Look through the data below. Pick out the lines holding the string "Catecolaminas".

** Start of Material for this task **

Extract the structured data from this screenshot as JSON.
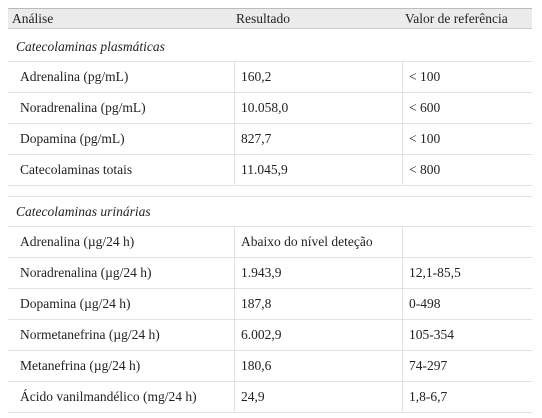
{
  "table": {
    "header": [
      "Análise",
      "Resultado",
      "Valor de referência"
    ],
    "sections": [
      {
        "title": "Catecolaminas plasmáticas",
        "rows": [
          [
            "Adrenalina (pg/mL)",
            "160,2",
            "< 100"
          ],
          [
            "Noradrenalina (pg/mL)",
            "10.058,0",
            "< 600"
          ],
          [
            "Dopamina (pg/mL)",
            "827,7",
            "< 100"
          ],
          [
            "Catecolaminas totais",
            "11.045,9",
            "< 800"
          ]
        ]
      },
      {
        "title": "Catecolaminas urinárias",
        "rows": [
          [
            "Adrenalina (µg/24 h)",
            "Abaixo do nível deteção",
            null
          ],
          [
            "Noradrenalina (µg/24 h)",
            "1.943,9",
            "12,1-85,5"
          ],
          [
            "Dopamina (µg/24 h)",
            "187,8",
            "0-498"
          ],
          [
            "Normetanefrina (µg/24 h)",
            "6.002,9",
            "105-354"
          ],
          [
            "Metanefrina (µg/24 h)",
            "180,6",
            "74-297"
          ],
          [
            "Ácido vanilmandélico (mg/24 h)",
            "24,9",
            "1,8-6,7"
          ]
        ]
      }
    ]
  }
}
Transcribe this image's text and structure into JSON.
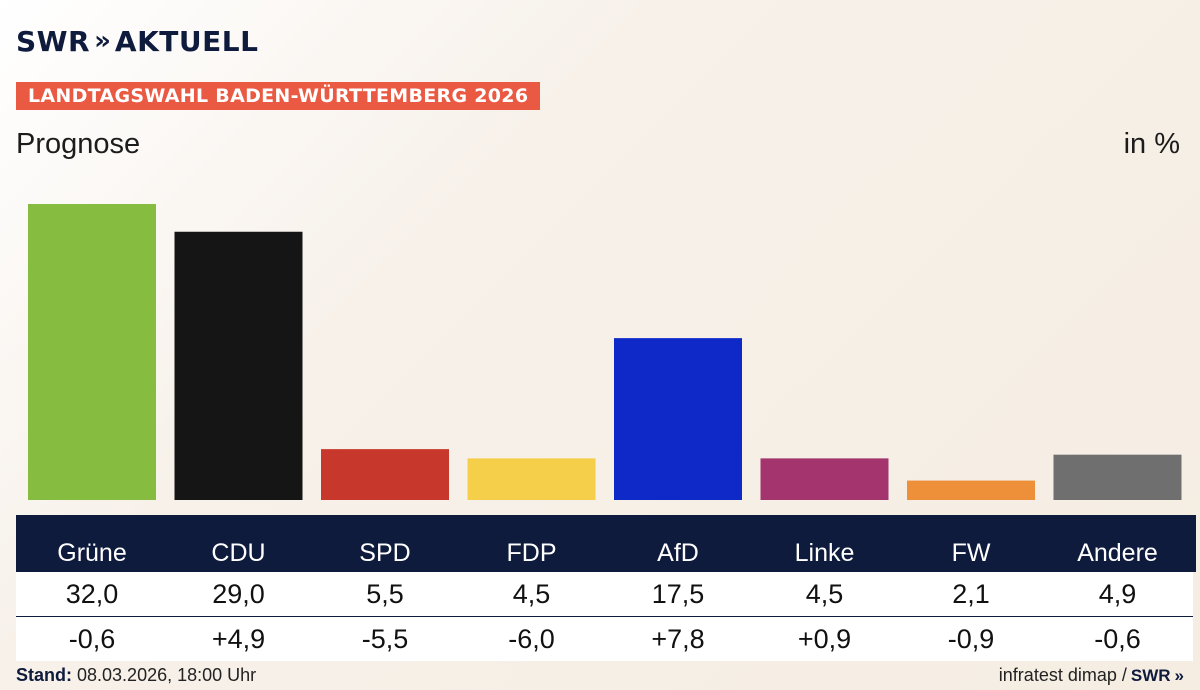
{
  "brand": {
    "name": "SWR",
    "chevrons": "»",
    "product": "AKTUELL"
  },
  "banner": "LANDTAGSWAHL BADEN-WÜRTTEMBERG 2026",
  "colors": {
    "banner": "#ea5a43",
    "navy": "#0f1b3d"
  },
  "chart_data": {
    "type": "bar",
    "subtitle": "Prognose",
    "unit": "in %",
    "categories": [
      "Grüne",
      "CDU",
      "SPD",
      "FDP",
      "AfD",
      "Linke",
      "FW",
      "Andere"
    ],
    "values": [
      32.0,
      29.0,
      5.5,
      4.5,
      17.5,
      4.5,
      2.1,
      4.9
    ],
    "value_labels": [
      "32,0",
      "29,0",
      "5,5",
      "4,5",
      "17,5",
      "4,5",
      "2,1",
      "4,9"
    ],
    "change_labels": [
      "-0,6",
      "+4,9",
      "-5,5",
      "-6,0",
      "+7,8",
      "+0,9",
      "-0,9",
      "-0,6"
    ],
    "bar_colors": [
      "#86bc40",
      "#151515",
      "#c8372b",
      "#f5cf4a",
      "#0f28c8",
      "#a4346e",
      "#ee8f3a",
      "#6f6f6f"
    ]
  },
  "footer": {
    "stand_label": "Stand:",
    "stand_value": "08.03.2026, 18:00 Uhr",
    "source": "infratest dimap /",
    "source_brand": "SWR",
    "source_chevrons": "»"
  }
}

** End of Material for this task **

◆ **Reply to the task**
        "title": "Catecolaminas plasmáticas",
            "Catecolaminas totais",
        "title": "Catecolaminas urinárias",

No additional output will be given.